§ **GIVEN INSTRUCTION**: Drop the pictures, then extract the listing word for word.

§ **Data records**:
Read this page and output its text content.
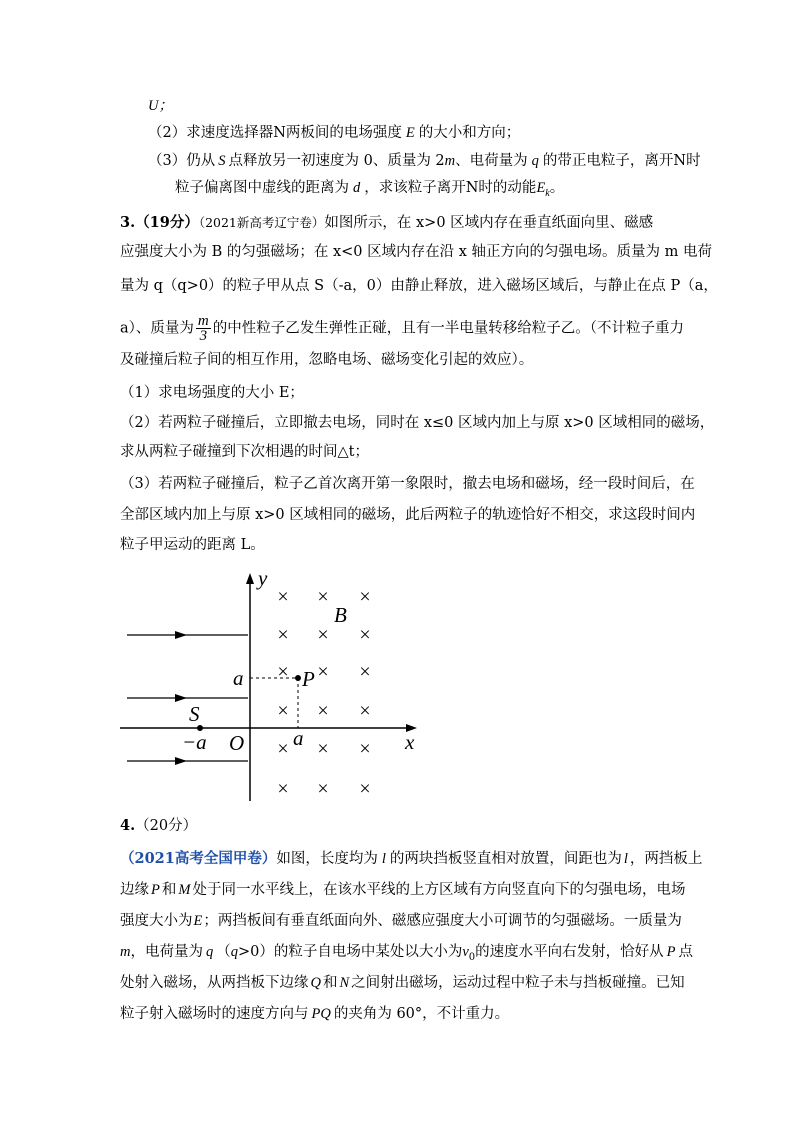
U；
（2）求速度选择器N两板间的电场强度 E 的大小和方向；
（3）仍从 S 点释放另一初速度为 0、质量为 2m、电荷量为 q 的带正电粒子，离开N时
粒子偏离图中虚线的距离为 d ，求该粒子离开N时的动能$E_k$。
3.（19分）（2021新高考辽宁卷）如图所示，在 x>0 区域内存在垂直纸面向里、磁感
应强度大小为 B 的匀强磁场；在 x<0 区域内存在沿 x 轴正方向的匀强电场。质量为 m 电荷
量为 q（q>0）的粒子甲从点 S（-a，0）由静止释放，进入磁场区域后，与静止在点 P（a，
a）、质量为 $\frac{m}{3}$ 的中性粒子乙发生弹性正碰，且有一半电量转移给粒子乙。（不计粒子重力
及碰撞后粒子间的相互作用，忽略电场、磁场变化引起的效应）。
（1）求电场强度的大小 E；
（2）若两粒子碰撞后，立即撤去电场，同时在 x≤0 区域内加上与原 x>0 区域相同的磁场，
求从两粒子碰撞到下次相遇的时间△t；
（3）若两粒子碰撞后，粒子乙首次离开第一象限时，撤去电场和磁场，经一段时间后，在
全部区域内加上与原 x>0 区域相同的磁场，此后两粒子的轨迹恰好不相交，求这段时间内
粒子甲运动的距离 L。
× × ×
× × ×
× × ×
× × ×
× × ×
× × ×
y
x
O
B
P
S
a
a
−a
4.（20分）
（2021高考全国甲卷）如图，长度均为 l 的两块挡板竖直相对放置，间距也为 l ，两挡板上
边缘 P 和 M 处于同一水平线上，在该水平线的上方区域有方向竖直向下的匀强电场，电场
强度大小为E；两挡板间有垂直纸面向外、磁感应强度大小可调节的匀强磁场。一质量为
m，电荷量为 q （q>0）的粒子自电场中某处以大小为$v_0$的速度水平向右发射，恰好从 P 点
处射入磁场，从两挡板下边缘 Q 和 N 之间射出磁场，运动过程中粒子未与挡板碰撞。已知
粒子射入磁场时的速度方向与 PQ 的夹角为 60°，不计重力。
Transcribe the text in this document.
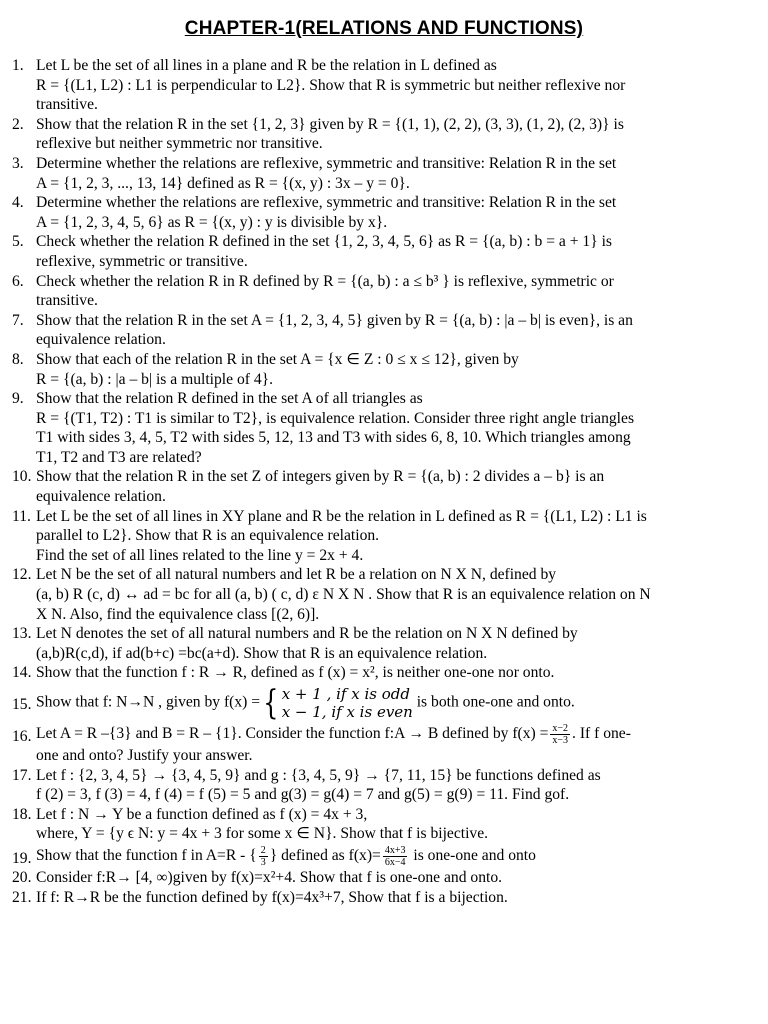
CHAPTER-1(RELATIONS AND FUNCTIONS)
1. Let L be the set of all lines in a plane and R be the relation in L defined as
R = {(L1, L2) : L1 is perpendicular to L2}. Show that R is symmetric but neither reflexive nor
transitive.
2. Show that the relation R in the set {1, 2, 3} given by R = {(1, 1), (2, 2), (3, 3), (1, 2), (2, 3)} is
reflexive but neither symmetric nor transitive.
3. Determine whether the relations are reflexive, symmetric and transitive: Relation R in the set
A = {1, 2, 3, ..., 13, 14} defined as R = {(x, y) : 3x – y = 0}.
4. Determine whether the relations are reflexive, symmetric and transitive: Relation R in the set
A = {1, 2, 3, 4, 5, 6} as R = {(x, y) : y is divisible by x}.
5. Check whether the relation R defined in the set {1, 2, 3, 4, 5, 6} as R = {(a, b) : b = a + 1} is
reflexive, symmetric or transitive.
6. Check whether the relation R in R defined by R = {(a, b) : a ≤ b³ } is reflexive, symmetric or
transitive.
7. Show that the relation R in the set A = {1, 2, 3, 4, 5} given by R = {(a, b) : |a – b| is even}, is an
equivalence relation.
8. Show that each of the relation R in the set A = {x ∈ Z : 0 ≤ x ≤ 12}, given by
R = {(a, b) : |a – b| is a multiple of 4}.
9. Show that the relation R defined in the set A of all triangles as
R = {(T1, T2) : T1 is similar to T2}, is equivalence relation. Consider three right angle triangles
T1 with sides 3, 4, 5, T2 with sides 5, 12, 13 and T3 with sides 6, 8, 10. Which triangles among
T1, T2 and T3 are related?
10. Show that the relation R in the set Z of integers given by R = {(a, b) : 2 divides a – b} is an
equivalence relation.
11. Let L be the set of all lines in XY plane and R be the relation in L defined as R = {(L1, L2) : L1 is
parallel to L2}. Show that R is an equivalence relation.
Find the set of all lines related to the line y = 2x + 4.
12. Let N be the set of all natural numbers and let R be a relation on N X N, defined by
(a, b) R (c, d) ↔ ad = bc for all (a, b) ( c, d) ε N X N . Show that R is an equivalence relation on N
X N. Also, find the equivalence class [(2, 6)].
13. Let N denotes the set of all natural numbers and R be the relation on N X N defined by
(a,b)R(c,d), if ad(b+c) =bc(a+d). Show that R is an equivalence relation.
14. Show that the function f : R → R, defined as f (x) = x², is neither one-one nor onto.
15. Show that f: N→N , given by f(x) ={ x + 1 , if x is odd
x − 1, if x is even
is both one-one and onto.
16. Let A = R –{3} and B = R – {1}. Consider the function f:A → B defined by $f(x) = \frac{x-2}{x-3}$ . If f one-
one and onto? Justify your answer.
17. Let f : {2, 3, 4, 5} → {3, 4, 5, 9} and g : {3, 4, 5, 9} → {7, 11, 15} be functions defined as
f (2) = 3, f (3) = 4, f (4) = f (5) = 5 and g(3) = g(4) = 7 and g(5) = g(9) = 11. Find gof.
18. Let f : N → Y be a function defined as f (x) = 4x + 3,
where, Y = {y ϵ N: y = 4x + 3 for some x ∈ N}. Show that f is bijective.
19. Show that the function f in A=R - { $\frac{2}{3}$ } defined as $f(x)= \frac{4x+3}{6x-4}$ is one-one and onto
20. Consider f:R→ [4, ∞)given by f(x)=x²+4. Show that f is one-one and onto.
21. If f: R→R be the function defined by f(x)=4x³+7, Show that f is a bijection.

§ **COMPLETED EXERCISE**:
Read this page and output its text content.
U；
（2）求速度选择器N两板间的电场强度 E 的大小和方向；
（3）仍从 S 点释放另一初速度为 0、质量为 2m、电荷量为 q 的带正电粒子，离开N时
粒子偏离图中虚线的距离为 d ，求该粒子离开N时的动能$E_k$。
3.（19分）（2021新高考辽宁卷）如图所示，在 x>0 区域内存在垂直纸面向里、磁感
应强度大小为 B 的匀强磁场；在 x<0 区域内存在沿 x 轴正方向的匀强电场。质量为 m 电荷
量为 q（q>0）的粒子甲从点 S（-a，0）由静止释放，进入磁场区域后，与静止在点 P（a，
a）、质量为 $\frac{m}{3}$ 的中性粒子乙发生弹性正碰，且有一半电量转移给粒子乙。（不计粒子重力
及碰撞后粒子间的相互作用，忽略电场、磁场变化引起的效应）。
（1）求电场强度的大小 E；
（2）若两粒子碰撞后，立即撤去电场，同时在 x≤0 区域内加上与原 x>0 区域相同的磁场，
求从两粒子碰撞到下次相遇的时间△t；
（3）若两粒子碰撞后，粒子乙首次离开第一象限时，撤去电场和磁场，经一段时间后，在
全部区域内加上与原 x>0 区域相同的磁场，此后两粒子的轨迹恰好不相交，求这段时间内
粒子甲运动的距离 L。
× × ×
× × ×
× × ×
× × ×
× × ×
× × ×
y
x
O
B
P
S
a
a
−a
4.（20分）
（2021高考全国甲卷）如图，长度均为 l 的两块挡板竖直相对放置，间距也为 l ，两挡板上
边缘 P 和 M 处于同一水平线上，在该水平线的上方区域有方向竖直向下的匀强电场，电场
强度大小为E；两挡板间有垂直纸面向外、磁感应强度大小可调节的匀强磁场。一质量为
m，电荷量为 q （q>0）的粒子自电场中某处以大小为$v_0$的速度水平向右发射，恰好从 P 点
处射入磁场，从两挡板下边缘 Q 和 N 之间射出磁场，运动过程中粒子未与挡板碰撞。已知
粒子射入磁场时的速度方向与 PQ 的夹角为 60°，不计重力。
Transcribe the text in this document.
CHAPTER-1(RELATIONS AND FUNCTIONS)
1. Let L be the set of all lines in a plane and R be the relation in L defined as
R = {(L1, L2) : L1 is perpendicular to L2}. Show that R is symmetric but neither reflexive nor
transitive.
2. Show that the relation R in the set {1, 2, 3} given by R = {(1, 1), (2, 2), (3, 3), (1, 2), (2, 3)} is
reflexive but neither symmetric nor transitive.
3. Determine whether the relations are reflexive, symmetric and transitive: Relation R in the set
A = {1, 2, 3, ..., 13, 14} defined as R = {(x, y) : 3x – y = 0}.
4. Determine whether the relations are reflexive, symmetric and transitive: Relation R in the set
A = {1, 2, 3, 4, 5, 6} as R = {(x, y) : y is divisible by x}.
5. Check whether the relation R defined in the set {1, 2, 3, 4, 5, 6} as R = {(a, b) : b = a + 1} is
reflexive, symmetric or transitive.
6. Check whether the relation R in R defined by R = {(a, b) : a ≤ b³ } is reflexive, symmetric or
transitive.
7. Show that the relation R in the set A = {1, 2, 3, 4, 5} given by R = {(a, b) : |a – b| is even}, is an
equivalence relation.
8. Show that each of the relation R in the set A = {x ∈ Z : 0 ≤ x ≤ 12}, given by
R = {(a, b) : |a – b| is a multiple of 4}.
9. Show that the relation R defined in the set A of all triangles as
R = {(T1, T2) : T1 is similar to T2}, is equivalence relation. Consider three right angle triangles
T1 with sides 3, 4, 5, T2 with sides 5, 12, 13 and T3 with sides 6, 8, 10. Which triangles among
T1, T2 and T3 are related?
10. Show that the relation R in the set Z of integers given by R = {(a, b) : 2 divides a – b} is an
equivalence relation.
11. Let L be the set of all lines in XY plane and R be the relation in L defined as R = {(L1, L2) : L1 is
parallel to L2}. Show that R is an equivalence relation.
Find the set of all lines related to the line y = 2x + 4.
12. Let N be the set of all natural numbers and let R be a relation on N X N, defined by
(a, b) R (c, d) ↔ ad = bc for all (a, b) ( c, d) ε N X N . Show that R is an equivalence relation on N
X N. Also, find the equivalence class [(2, 6)].
13. Let N denotes the set of all natural numbers and R be the relation on N X N defined by
(a,b)R(c,d), if ad(b+c) =bc(a+d). Show that R is an equivalence relation.
14. Show that the function f : R → R, defined as f (x) = x², is neither one-one nor onto.
15. Show that f: N→N , given by f(x) ={ x + 1 , if x is odd
x − 1, if x is even
is both one-one and onto.
16. Let A = R –{3} and B = R – {1}. Consider the function f:A → B defined by $f(x) = \frac{x-2}{x-3}$ . If f one-
one and onto? Justify your answer.
17. Let f : {2, 3, 4, 5} → {3, 4, 5, 9} and g : {3, 4, 5, 9} → {7, 11, 15} be functions defined as
f (2) = 3, f (3) = 4, f (4) = f (5) = 5 and g(3) = g(4) = 7 and g(5) = g(9) = 11. Find gof.
18. Let f : N → Y be a function defined as f (x) = 4x + 3,
where, Y = {y ϵ N: y = 4x + 3 for some x ∈ N}. Show that f is bijective.
19. Show that the function f in A=R - { $\frac{2}{3}$ } defined as $f(x)= \frac{4x+3}{6x-4}$ is one-one and onto
20. Consider f:R→ [4, ∞)given by f(x)=x²+4. Show that f is one-one and onto.
21. If f: R→R be the function defined by f(x)=4x³+7, Show that f is a bijection.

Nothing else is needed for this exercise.